_INSTRUCTION_
Every entry must be copied word for word.

[Begin]

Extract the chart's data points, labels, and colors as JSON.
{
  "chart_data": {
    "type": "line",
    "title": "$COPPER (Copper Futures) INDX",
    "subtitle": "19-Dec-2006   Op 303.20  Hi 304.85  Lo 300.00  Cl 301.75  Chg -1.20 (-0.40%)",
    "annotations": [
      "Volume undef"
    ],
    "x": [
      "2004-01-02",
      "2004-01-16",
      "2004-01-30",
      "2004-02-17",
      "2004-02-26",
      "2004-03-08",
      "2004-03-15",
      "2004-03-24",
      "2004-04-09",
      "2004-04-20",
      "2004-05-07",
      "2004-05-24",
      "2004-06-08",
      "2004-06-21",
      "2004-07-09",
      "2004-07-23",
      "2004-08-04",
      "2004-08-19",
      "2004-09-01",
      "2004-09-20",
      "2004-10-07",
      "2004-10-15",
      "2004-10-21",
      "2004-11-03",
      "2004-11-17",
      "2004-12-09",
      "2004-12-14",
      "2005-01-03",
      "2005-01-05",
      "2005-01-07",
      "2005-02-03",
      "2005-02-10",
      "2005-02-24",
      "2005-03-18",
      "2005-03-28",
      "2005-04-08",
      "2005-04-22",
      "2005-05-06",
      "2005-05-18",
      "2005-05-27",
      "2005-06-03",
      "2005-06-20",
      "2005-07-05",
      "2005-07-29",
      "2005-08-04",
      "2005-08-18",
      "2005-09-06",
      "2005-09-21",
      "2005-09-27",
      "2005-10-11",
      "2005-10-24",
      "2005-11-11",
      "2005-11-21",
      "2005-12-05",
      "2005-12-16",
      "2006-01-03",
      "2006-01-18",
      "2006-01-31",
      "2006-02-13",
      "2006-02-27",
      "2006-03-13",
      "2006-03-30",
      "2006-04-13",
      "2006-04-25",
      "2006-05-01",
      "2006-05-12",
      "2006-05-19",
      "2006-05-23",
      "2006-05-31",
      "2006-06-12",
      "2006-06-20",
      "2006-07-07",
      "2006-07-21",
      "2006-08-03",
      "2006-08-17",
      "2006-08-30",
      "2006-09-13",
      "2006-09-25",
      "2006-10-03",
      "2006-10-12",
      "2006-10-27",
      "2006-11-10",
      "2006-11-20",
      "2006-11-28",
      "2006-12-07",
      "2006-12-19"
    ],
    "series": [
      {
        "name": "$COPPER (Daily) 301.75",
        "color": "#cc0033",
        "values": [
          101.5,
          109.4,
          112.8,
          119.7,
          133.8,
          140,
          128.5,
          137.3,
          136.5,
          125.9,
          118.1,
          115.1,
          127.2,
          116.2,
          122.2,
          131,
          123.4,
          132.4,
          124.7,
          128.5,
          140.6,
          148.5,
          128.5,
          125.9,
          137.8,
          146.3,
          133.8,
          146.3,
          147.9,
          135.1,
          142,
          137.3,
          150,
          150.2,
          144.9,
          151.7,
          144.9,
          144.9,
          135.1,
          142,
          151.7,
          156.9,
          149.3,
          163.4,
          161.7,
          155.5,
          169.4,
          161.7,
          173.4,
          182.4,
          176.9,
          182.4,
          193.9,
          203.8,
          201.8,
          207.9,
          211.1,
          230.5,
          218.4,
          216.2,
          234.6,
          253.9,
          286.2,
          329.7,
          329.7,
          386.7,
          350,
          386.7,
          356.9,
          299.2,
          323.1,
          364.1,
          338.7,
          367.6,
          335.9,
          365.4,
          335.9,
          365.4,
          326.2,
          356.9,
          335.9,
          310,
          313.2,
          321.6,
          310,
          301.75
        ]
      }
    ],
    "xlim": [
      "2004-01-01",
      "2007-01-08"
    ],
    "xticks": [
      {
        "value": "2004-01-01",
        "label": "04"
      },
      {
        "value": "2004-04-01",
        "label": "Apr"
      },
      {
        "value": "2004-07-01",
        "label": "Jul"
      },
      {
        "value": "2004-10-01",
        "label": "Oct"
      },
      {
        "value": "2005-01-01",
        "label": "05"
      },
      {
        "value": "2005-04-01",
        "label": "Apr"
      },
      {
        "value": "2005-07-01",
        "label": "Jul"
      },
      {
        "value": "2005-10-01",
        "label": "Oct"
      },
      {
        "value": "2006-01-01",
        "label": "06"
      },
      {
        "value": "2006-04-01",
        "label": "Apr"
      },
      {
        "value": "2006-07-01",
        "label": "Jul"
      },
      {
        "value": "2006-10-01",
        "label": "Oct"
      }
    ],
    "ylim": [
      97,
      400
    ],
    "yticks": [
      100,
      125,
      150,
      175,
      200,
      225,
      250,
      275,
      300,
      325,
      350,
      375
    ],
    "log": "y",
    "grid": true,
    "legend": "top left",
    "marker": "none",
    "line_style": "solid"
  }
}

[End]

_COMPLETED EXERCISE_
Extract the chart's data points, labels, and colors as JSON.
{
  "chart_data": {
    "type": "line",
    "title": "$COPPER (Copper Futures) INDX",
    "subtitle": "19-Dec-2006   Op 303.20  Hi 304.85  Lo 300.00  Cl 301.75  Chg -1.20 (-0.40%)",
    "annotations": [
      "Volume undef"
    ],
    "x": [
      "2004-01-02",
      "2004-01-16",
      "2004-01-30",
      "2004-02-17",
      "2004-02-26",
      "2004-03-08",
      "2004-03-15",
      "2004-03-24",
      "2004-04-09",
      "2004-04-20",
      "2004-05-07",
      "2004-05-24",
      "2004-06-08",
      "2004-06-21",
      "2004-07-09",
      "2004-07-23",
      "2004-08-04",
      "2004-08-19",
      "2004-09-01",
      "2004-09-20",
      "2004-10-07",
      "2004-10-15",
      "2004-10-21",
      "2004-11-03",
      "2004-11-17",
      "2004-12-09",
      "2004-12-14",
      "2005-01-03",
      "2005-01-05",
      "2005-01-07",
      "2005-02-03",
      "2005-02-10",
      "2005-02-24",
      "2005-03-18",
      "2005-03-28",
      "2005-04-08",
      "2005-04-22",
      "2005-05-06",
      "2005-05-18",
      "2005-05-27",
      "2005-06-03",
      "2005-06-20",
      "2005-07-05",
      "2005-07-29",
      "2005-08-04",
      "2005-08-18",
      "2005-09-06",
      "2005-09-21",
      "2005-09-27",
      "2005-10-11",
      "2005-10-24",
      "2005-11-11",
      "2005-11-21",
      "2005-12-05",
      "2005-12-16",
      "2006-01-03",
      "2006-01-18",
      "2006-01-31",
      "2006-02-13",
      "2006-02-27",
      "2006-03-13",
      "2006-03-30",
      "2006-04-13",
      "2006-04-25",
      "2006-05-01",
      "2006-05-12",
      "2006-05-19",
      "2006-05-23",
      "2006-05-31",
      "2006-06-12",
      "2006-06-20",
      "2006-07-07",
      "2006-07-21",
      "2006-08-03",
      "2006-08-17",
      "2006-08-30",
      "2006-09-13",
      "2006-09-25",
      "2006-10-03",
      "2006-10-12",
      "2006-10-27",
      "2006-11-10",
      "2006-11-20",
      "2006-11-28",
      "2006-12-07",
      "2006-12-19"
    ],
    "series": [
      {
        "name": "$COPPER (Daily) 301.75",
        "color": "#cc0033",
        "values": [
          101.5,
          109.4,
          112.8,
          119.7,
          133.8,
          140,
          128.5,
          137.3,
          136.5,
          125.9,
          118.1,
          115.1,
          127.2,
          116.2,
          122.2,
          131,
          123.4,
          132.4,
          124.7,
          128.5,
          140.6,
          148.5,
          128.5,
          125.9,
          137.8,
          146.3,
          133.8,
          146.3,
          147.9,
          135.1,
          142,
          137.3,
          150,
          150.2,
          144.9,
          151.7,
          144.9,
          144.9,
          135.1,
          142,
          151.7,
          156.9,
          149.3,
          163.4,
          161.7,
          155.5,
          169.4,
          161.7,
          173.4,
          182.4,
          176.9,
          182.4,
          193.9,
          203.8,
          201.8,
          207.9,
          211.1,
          230.5,
          218.4,
          216.2,
          234.6,
          253.9,
          286.2,
          329.7,
          329.7,
          386.7,
          350,
          386.7,
          356.9,
          299.2,
          323.1,
          364.1,
          338.7,
          367.6,
          335.9,
          365.4,
          335.9,
          365.4,
          326.2,
          356.9,
          335.9,
          310,
          313.2,
          321.6,
          310,
          301.75
        ]
      }
    ],
    "xlim": [
      "2004-01-01",
      "2007-01-08"
    ],
    "xticks": [
      {
        "value": "2004-01-01",
        "label": "04"
      },
      {
        "value": "2004-04-01",
        "label": "Apr"
      },
      {
        "value": "2004-07-01",
        "label": "Jul"
      },
      {
        "value": "2004-10-01",
        "label": "Oct"
      },
      {
        "value": "2005-01-01",
        "label": "05"
      },
      {
        "value": "2005-04-01",
        "label": "Apr"
      },
      {
        "value": "2005-07-01",
        "label": "Jul"
      },
      {
        "value": "2005-10-01",
        "label": "Oct"
      },
      {
        "value": "2006-01-01",
        "label": "06"
      },
      {
        "value": "2006-04-01",
        "label": "Apr"
      },
      {
        "value": "2006-07-01",
        "label": "Jul"
      },
      {
        "value": "2006-10-01",
        "label": "Oct"
      }
    ],
    "ylim": [
      97,
      400
    ],
    "yticks": [
      100,
      125,
      150,
      175,
      200,
      225,
      250,
      275,
      300,
      325,
      350,
      375
    ],
    "log": "y",
    "grid": true,
    "legend": "top left",
    "marker": "none",
    "line_style": "solid"
  }
}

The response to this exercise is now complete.